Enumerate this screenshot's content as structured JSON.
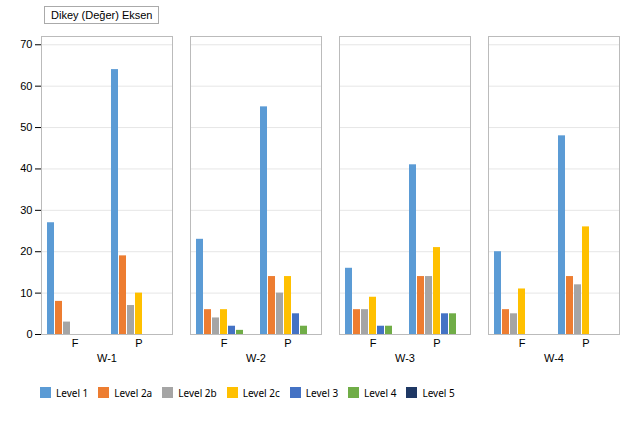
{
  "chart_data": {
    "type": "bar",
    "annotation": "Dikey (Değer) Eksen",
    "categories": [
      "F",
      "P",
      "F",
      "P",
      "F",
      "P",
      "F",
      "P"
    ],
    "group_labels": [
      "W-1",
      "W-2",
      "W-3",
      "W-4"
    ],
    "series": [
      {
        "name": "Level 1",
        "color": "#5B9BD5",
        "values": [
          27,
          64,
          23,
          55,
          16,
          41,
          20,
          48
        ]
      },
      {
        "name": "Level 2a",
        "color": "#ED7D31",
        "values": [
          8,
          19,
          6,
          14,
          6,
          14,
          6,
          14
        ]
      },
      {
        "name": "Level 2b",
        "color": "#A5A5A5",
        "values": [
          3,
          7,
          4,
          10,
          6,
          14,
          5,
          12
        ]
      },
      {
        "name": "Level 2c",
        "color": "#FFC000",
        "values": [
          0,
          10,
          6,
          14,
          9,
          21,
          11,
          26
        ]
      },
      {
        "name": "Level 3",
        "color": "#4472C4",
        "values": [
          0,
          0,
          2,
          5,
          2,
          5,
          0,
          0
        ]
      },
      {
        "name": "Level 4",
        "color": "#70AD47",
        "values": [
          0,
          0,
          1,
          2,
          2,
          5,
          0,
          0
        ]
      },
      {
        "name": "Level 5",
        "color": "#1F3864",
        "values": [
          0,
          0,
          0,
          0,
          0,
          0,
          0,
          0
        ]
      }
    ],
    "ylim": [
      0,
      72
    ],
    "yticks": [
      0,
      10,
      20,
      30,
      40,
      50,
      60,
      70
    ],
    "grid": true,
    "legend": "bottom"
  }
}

::::::::

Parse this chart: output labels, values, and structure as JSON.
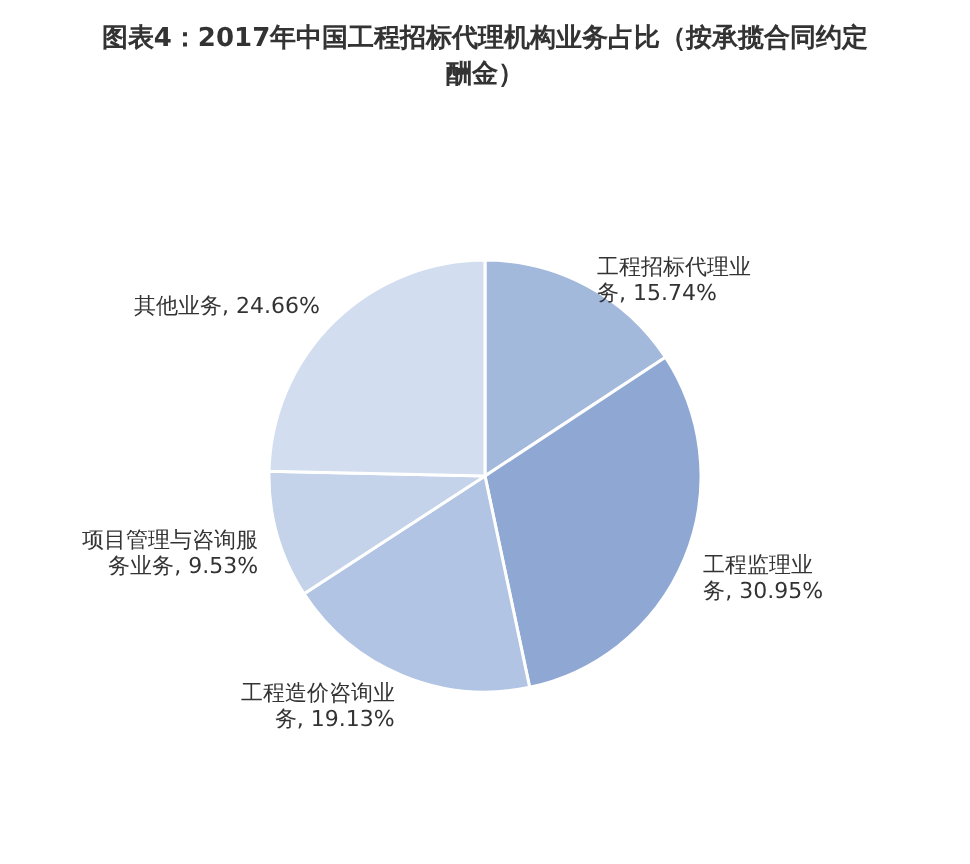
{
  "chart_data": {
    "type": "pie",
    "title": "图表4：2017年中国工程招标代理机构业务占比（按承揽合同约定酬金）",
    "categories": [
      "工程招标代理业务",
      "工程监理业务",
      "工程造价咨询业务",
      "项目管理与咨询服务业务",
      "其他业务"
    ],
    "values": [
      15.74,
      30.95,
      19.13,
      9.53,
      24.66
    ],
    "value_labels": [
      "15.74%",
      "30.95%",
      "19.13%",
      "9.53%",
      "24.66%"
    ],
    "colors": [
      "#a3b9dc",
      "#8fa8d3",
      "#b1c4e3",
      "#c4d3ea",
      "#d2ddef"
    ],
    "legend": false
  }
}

::::::::

*TASK*: Your answer should be a single number: how many lines in the data above include "this"?

*COMPLETED EXERCISE*: 2